• **SET PROBLEM**
Copy out exactly the lines from the line containing "What data populates" to the end of the listing.
____________
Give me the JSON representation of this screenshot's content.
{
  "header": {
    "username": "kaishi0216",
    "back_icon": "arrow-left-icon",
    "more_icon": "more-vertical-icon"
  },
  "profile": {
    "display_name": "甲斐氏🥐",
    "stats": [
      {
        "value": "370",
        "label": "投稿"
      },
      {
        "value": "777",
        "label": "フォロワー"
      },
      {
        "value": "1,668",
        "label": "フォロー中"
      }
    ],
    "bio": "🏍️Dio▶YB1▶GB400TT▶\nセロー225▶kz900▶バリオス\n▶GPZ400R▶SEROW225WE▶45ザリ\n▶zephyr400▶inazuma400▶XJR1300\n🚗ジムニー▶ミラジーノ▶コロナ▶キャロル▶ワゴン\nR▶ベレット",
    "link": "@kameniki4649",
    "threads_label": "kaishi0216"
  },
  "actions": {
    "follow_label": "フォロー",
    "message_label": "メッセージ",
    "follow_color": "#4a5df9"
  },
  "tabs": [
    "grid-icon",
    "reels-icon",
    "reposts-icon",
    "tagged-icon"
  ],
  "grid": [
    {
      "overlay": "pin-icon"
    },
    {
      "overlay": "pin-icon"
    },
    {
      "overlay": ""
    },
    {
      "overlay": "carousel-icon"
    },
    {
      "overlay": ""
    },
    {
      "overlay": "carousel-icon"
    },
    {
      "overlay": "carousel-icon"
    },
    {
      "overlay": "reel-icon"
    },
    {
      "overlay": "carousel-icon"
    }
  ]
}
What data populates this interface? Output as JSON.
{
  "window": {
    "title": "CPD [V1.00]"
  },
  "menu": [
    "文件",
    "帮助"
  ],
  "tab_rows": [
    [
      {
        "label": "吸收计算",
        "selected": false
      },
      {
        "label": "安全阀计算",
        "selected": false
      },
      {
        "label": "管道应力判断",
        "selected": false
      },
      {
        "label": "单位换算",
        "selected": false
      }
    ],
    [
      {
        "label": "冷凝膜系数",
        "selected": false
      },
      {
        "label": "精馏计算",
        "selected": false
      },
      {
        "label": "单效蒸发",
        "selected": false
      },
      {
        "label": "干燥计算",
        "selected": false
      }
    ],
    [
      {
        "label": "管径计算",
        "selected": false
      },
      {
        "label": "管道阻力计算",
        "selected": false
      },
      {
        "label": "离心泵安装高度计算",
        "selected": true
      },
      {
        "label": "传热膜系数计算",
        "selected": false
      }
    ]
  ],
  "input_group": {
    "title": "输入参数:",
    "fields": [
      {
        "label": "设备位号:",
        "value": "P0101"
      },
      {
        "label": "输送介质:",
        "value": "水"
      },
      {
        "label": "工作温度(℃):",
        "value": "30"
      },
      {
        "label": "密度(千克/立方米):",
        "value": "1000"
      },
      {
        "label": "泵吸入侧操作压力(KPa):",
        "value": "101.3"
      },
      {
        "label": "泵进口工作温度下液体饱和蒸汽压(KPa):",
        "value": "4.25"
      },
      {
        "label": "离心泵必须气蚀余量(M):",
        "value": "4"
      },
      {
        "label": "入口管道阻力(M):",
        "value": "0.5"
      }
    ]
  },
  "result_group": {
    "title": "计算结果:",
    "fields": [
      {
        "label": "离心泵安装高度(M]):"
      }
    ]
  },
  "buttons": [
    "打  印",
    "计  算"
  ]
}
____________
• **SOLVED PROBLEM**
What data populates this interface? Output as JSON.
{
  "window": {
    "title": "CPD [V1.00]"
  },
  "menu": [
    "文件",
    "帮助"
  ],
  "tab_rows": [
    [
      {
        "label": "吸收计算",
        "selected": false
      },
      {
        "label": "安全阀计算",
        "selected": false
      },
      {
        "label": "管道应力判断",
        "selected": false
      },
      {
        "label": "单位换算",
        "selected": false
      }
    ],
    [
      {
        "label": "冷凝膜系数",
        "selected": false
      },
      {
        "label": "精馏计算",
        "selected": false
      },
      {
        "label": "单效蒸发",
        "selected": false
      },
      {
        "label": "干燥计算",
        "selected": false
      }
    ],
    [
      {
        "label": "管径计算",
        "selected": false
      },
      {
        "label": "管道阻力计算",
        "selected": false
      },
      {
        "label": "离心泵安装高度计算",
        "selected": true
      },
      {
        "label": "传热膜系数计算",
        "selected": false
      }
    ]
  ],
  "input_group": {
    "title": "输入参数:",
    "fields": [
      {
        "label": "设备位号:",
        "value": "P0101"
      },
      {
        "label": "输送介质:",
        "value": "水"
      },
      {
        "label": "工作温度(℃):",
        "value": "30"
      },
      {
        "label": "密度(千克/立方米):",
        "value": "1000"
      },
      {
        "label": "泵吸入侧操作压力(KPa):",
        "value": "101.3"
      },
      {
        "label": "泵进口工作温度下液体饱和蒸汽压(KPa):",
        "value": "4.25"
      },
      {
        "label": "离心泵必须气蚀余量(M):",
        "value": "4"
      },
      {
        "label": "入口管道阻力(M):",
        "value": "0.5"
      }
    ]
  },
  "result_group": {
    "title": "计算结果:",
    "fields": [
      {
        "label": "离心泵安装高度(M]):"
      }
    ]
  },
  "buttons": [
    "打  印",
    "计  算"
  ]
}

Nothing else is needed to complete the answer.